'''

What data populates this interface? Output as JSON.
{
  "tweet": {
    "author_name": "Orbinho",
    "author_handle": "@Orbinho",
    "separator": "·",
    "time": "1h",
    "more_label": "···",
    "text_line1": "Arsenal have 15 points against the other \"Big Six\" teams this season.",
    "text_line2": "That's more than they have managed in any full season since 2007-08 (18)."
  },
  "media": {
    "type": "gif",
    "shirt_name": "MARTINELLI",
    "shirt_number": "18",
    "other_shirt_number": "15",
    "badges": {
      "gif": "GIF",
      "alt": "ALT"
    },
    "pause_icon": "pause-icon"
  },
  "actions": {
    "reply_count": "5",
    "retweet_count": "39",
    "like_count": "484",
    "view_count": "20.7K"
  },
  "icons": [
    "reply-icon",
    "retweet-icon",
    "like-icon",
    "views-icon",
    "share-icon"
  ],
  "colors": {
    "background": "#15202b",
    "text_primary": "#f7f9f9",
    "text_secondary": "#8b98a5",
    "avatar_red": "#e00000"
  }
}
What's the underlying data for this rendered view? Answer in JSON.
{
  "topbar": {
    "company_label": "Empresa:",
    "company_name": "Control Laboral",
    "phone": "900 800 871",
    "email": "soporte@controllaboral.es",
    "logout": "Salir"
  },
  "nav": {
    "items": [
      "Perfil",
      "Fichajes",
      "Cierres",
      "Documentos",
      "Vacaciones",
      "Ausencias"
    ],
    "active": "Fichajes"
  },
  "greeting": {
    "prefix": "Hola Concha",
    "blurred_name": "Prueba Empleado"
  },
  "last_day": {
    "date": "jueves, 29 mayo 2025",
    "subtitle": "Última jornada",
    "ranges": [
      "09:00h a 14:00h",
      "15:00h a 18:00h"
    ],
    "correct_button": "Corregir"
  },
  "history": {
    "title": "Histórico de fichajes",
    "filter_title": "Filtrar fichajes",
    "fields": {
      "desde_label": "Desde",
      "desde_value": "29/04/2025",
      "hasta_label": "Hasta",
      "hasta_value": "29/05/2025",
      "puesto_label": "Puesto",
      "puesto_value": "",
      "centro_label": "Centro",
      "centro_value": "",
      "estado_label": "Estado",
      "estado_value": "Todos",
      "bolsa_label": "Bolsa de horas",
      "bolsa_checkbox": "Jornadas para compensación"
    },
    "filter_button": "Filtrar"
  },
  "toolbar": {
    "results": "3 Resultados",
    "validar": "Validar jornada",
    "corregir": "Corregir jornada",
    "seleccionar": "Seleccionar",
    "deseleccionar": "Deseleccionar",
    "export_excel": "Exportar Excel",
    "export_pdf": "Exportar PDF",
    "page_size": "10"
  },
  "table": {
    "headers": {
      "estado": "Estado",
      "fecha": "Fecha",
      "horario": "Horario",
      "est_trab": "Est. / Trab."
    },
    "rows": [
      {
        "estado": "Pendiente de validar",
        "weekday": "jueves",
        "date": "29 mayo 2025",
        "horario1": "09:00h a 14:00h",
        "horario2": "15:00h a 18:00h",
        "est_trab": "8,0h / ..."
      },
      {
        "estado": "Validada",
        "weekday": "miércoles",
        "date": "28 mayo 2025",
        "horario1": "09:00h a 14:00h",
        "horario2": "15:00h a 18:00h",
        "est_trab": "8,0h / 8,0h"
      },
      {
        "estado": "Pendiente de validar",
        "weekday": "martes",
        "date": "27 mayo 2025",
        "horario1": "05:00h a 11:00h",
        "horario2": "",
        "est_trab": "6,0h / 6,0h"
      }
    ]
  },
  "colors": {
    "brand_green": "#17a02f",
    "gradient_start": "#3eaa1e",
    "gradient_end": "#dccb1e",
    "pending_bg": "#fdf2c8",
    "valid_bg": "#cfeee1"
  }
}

'''

Work instructions = Reproduce the entries above in full, verbatim.

Solution to this exercise =
What data populates this interface? Output as JSON.
{
  "tweet": {
    "author_name": "Orbinho",
    "author_handle": "@Orbinho",
    "separator": "·",
    "time": "1h",
    "more_label": "···",
    "text_line1": "Arsenal have 15 points against the other \"Big Six\" teams this season.",
    "text_line2": "That's more than they have managed in any full season since 2007-08 (18)."
  },
  "media": {
    "type": "gif",
    "shirt_name": "MARTINELLI",
    "shirt_number": "18",
    "other_shirt_number": "15",
    "badges": {
      "gif": "GIF",
      "alt": "ALT"
    },
    "pause_icon": "pause-icon"
  },
  "actions": {
    "reply_count": "5",
    "retweet_count": "39",
    "like_count": "484",
    "view_count": "20.7K"
  },
  "icons": [
    "reply-icon",
    "retweet-icon",
    "like-icon",
    "views-icon",
    "share-icon"
  ],
  "colors": {
    "background": "#15202b",
    "text_primary": "#f7f9f9",
    "text_secondary": "#8b98a5",
    "avatar_red": "#e00000"
  }
}
What's the underlying data for this rendered view? Answer in JSON.
{
  "topbar": {
    "company_label": "Empresa:",
    "company_name": "Control Laboral",
    "phone": "900 800 871",
    "email": "soporte@controllaboral.es",
    "logout": "Salir"
  },
  "nav": {
    "items": [
      "Perfil",
      "Fichajes",
      "Cierres",
      "Documentos",
      "Vacaciones",
      "Ausencias"
    ],
    "active": "Fichajes"
  },
  "greeting": {
    "prefix": "Hola Concha",
    "blurred_name": "Prueba Empleado"
  },
  "last_day": {
    "date": "jueves, 29 mayo 2025",
    "subtitle": "Última jornada",
    "ranges": [
      "09:00h a 14:00h",
      "15:00h a 18:00h"
    ],
    "correct_button": "Corregir"
  },
  "history": {
    "title": "Histórico de fichajes",
    "filter_title": "Filtrar fichajes",
    "fields": {
      "desde_label": "Desde",
      "desde_value": "29/04/2025",
      "hasta_label": "Hasta",
      "hasta_value": "29/05/2025",
      "puesto_label": "Puesto",
      "puesto_value": "",
      "centro_label": "Centro",
      "centro_value": "",
      "estado_label": "Estado",
      "estado_value": "Todos",
      "bolsa_label": "Bolsa de horas",
      "bolsa_checkbox": "Jornadas para compensación"
    },
    "filter_button": "Filtrar"
  },
  "toolbar": {
    "results": "3 Resultados",
    "validar": "Validar jornada",
    "corregir": "Corregir jornada",
    "seleccionar": "Seleccionar",
    "deseleccionar": "Deseleccionar",
    "export_excel": "Exportar Excel",
    "export_pdf": "Exportar PDF",
    "page_size": "10"
  },
  "table": {
    "headers": {
      "estado": "Estado",
      "fecha": "Fecha",
      "horario": "Horario",
      "est_trab": "Est. / Trab."
    },
    "rows": [
      {
        "estado": "Pendiente de validar",
        "weekday": "jueves",
        "date": "29 mayo 2025",
        "horario1": "09:00h a 14:00h",
        "horario2": "15:00h a 18:00h",
        "est_trab": "8,0h / ..."
      },
      {
        "estado": "Validada",
        "weekday": "miércoles",
        "date": "28 mayo 2025",
        "horario1": "09:00h a 14:00h",
        "horario2": "15:00h a 18:00h",
        "est_trab": "8,0h / 8,0h"
      },
      {
        "estado": "Pendiente de validar",
        "weekday": "martes",
        "date": "27 mayo 2025",
        "horario1": "05:00h a 11:00h",
        "horario2": "",
        "est_trab": "6,0h / 6,0h"
      }
    ]
  },
  "colors": {
    "brand_green": "#17a02f",
    "gradient_start": "#3eaa1e",
    "gradient_end": "#dccb1e",
    "pending_bg": "#fdf2c8",
    "valid_bg": "#cfeee1"
  }
}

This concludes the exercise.